Exercise task
Filter the entries below, keeping only lines with the word "的取值范围是".

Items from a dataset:
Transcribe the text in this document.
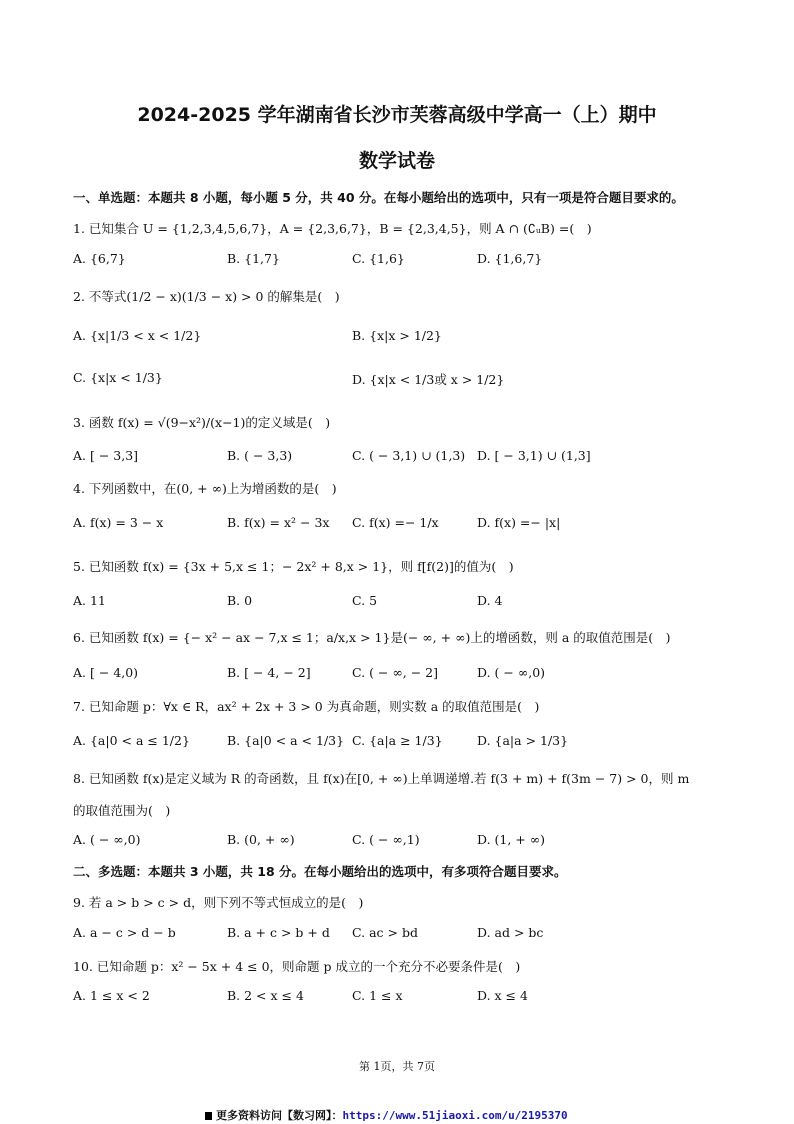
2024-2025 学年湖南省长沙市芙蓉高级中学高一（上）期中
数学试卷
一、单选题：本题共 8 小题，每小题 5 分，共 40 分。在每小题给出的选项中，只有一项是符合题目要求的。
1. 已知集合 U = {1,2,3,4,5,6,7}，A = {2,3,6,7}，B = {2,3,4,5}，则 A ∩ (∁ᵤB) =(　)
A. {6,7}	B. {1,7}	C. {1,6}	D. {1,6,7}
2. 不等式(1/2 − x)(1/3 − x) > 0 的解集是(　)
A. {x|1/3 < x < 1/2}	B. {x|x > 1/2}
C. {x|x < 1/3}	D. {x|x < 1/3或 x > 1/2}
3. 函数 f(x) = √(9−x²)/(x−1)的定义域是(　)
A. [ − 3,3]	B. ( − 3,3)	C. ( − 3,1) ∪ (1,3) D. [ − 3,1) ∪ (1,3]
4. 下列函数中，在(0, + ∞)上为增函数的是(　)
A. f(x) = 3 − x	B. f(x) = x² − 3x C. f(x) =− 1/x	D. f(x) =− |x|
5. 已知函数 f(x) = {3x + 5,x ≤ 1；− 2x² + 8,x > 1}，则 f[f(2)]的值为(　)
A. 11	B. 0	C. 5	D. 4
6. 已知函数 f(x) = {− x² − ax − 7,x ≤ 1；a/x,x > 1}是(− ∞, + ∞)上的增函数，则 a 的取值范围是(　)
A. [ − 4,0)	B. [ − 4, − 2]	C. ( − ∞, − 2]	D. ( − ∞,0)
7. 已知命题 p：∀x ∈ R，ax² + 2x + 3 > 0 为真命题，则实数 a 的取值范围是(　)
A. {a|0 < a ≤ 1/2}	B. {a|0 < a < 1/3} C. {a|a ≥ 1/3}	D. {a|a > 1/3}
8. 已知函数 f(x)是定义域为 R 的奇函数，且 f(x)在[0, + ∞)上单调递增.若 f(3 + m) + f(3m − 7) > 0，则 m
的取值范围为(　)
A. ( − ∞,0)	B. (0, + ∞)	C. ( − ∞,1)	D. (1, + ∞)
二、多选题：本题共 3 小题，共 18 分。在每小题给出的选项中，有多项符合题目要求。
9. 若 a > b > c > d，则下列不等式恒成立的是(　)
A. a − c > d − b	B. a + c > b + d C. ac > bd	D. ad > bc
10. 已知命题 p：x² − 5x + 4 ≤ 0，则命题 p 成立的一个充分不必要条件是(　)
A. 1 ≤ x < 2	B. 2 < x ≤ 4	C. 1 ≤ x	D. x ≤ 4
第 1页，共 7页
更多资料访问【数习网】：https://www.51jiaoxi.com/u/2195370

Solution to the exercise
6. 已知函数 f(x) = {− x² − ax − 7,x ≤ 1；a/x,x > 1}是(− ∞, + ∞)上的增函数，则 a 的取值范围是(　)
7. 已知命题 p：∀x ∈ R，ax² + 2x + 3 > 0 为真命题，则实数 a 的取值范围是(　)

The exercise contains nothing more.